◆ SOURCE EXTRACT:
>> start

Last push has support for FreeBSD, which is very straightforward because all the crypto code is already available in the kernel.
Importantly, I've done a interop test: a pool with a chacha20-poly1305 dataset created on Linux can be imported and read and written to on FreeBSD, and back again. I expected that, but its nice to see it in action.
I appreciate very much you made it part of ICP, it means nearly no work needs to be done for me.
So, what's the next step for this? If its just waiting until volunteers have time to review, no problem, I get it! If there's something I could do or need to do though, I'd like to get on to that.
(Should I be dropping in on the monthly call to talk about it?)
So, what's the next step for this? If its just waiting until volunteers have time to review, no problem, I get it! If there's something I could do or need to do though, I'd like to get on to that.
Yes. There are a number of PRs waiting review and reviewers have limited bandwidth to look at them. Larger PRs like this take substantially longer to see review.
(Should I be dropping in on the monthly call to talk about it?)
That might help attract reviewers.
Hey there,
I must admit I'm a little bit confused here. Linux has already support for Chacha20Poly1305 under lib/ and relevant arch/, why do we need another implementation?
@evrim there's two ways to look at it. One is that Linux's crypto code is only available to GPL kernel modules, which OpenZFS is not. The other is that by doing it in the ICP, other ICP-using ports of OpenZFS (Windows and macOS) can use it.

>> end

◆ SET TASK: Summarize the thread about ChaCha20-Poly1305 support in two sentences. The lines that follow are not needed for this task.

◆ DATA EXTRACT:
>> start

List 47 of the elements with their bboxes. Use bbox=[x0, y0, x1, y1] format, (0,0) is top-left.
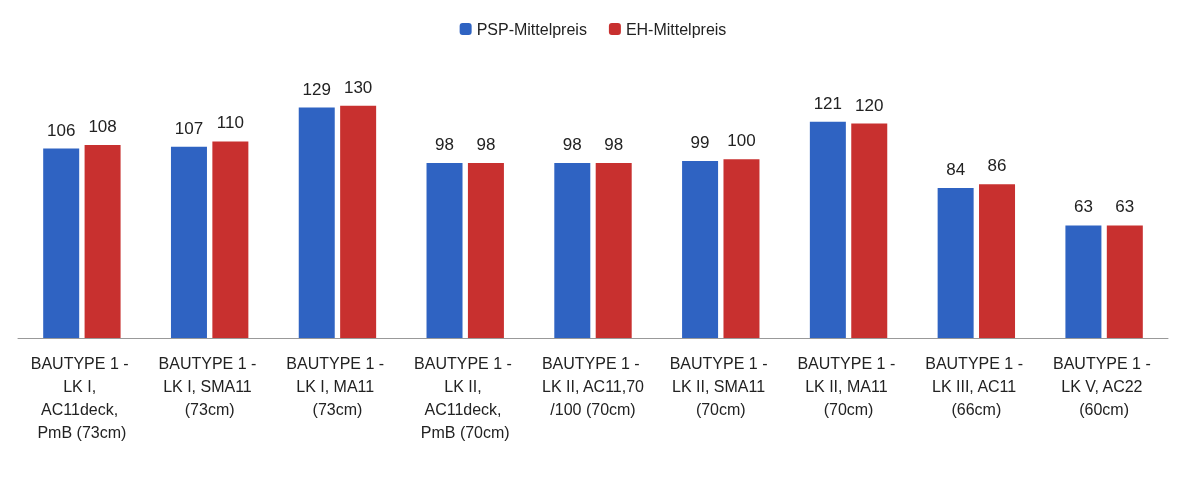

>> end

◆ FINAL RESULT: A contributor reports that the latest push adds FreeBSD support and that a pool with a chacha20-poly1305 dataset created on Linux could be imported, read and written on FreeBSD and back again, then asks what the next step is. A reply says that large PRs wait longer because reviewers have limited bandwidth and that joining the monthly call might help attract reviewers, and a later question about why Linux's existing implementation isn't used is answered by noting that Linux's crypto code is only available to GPL kernel modules, which OpenZFS is not, and that placing it in the ICP lets the Windows and macOS ports use it.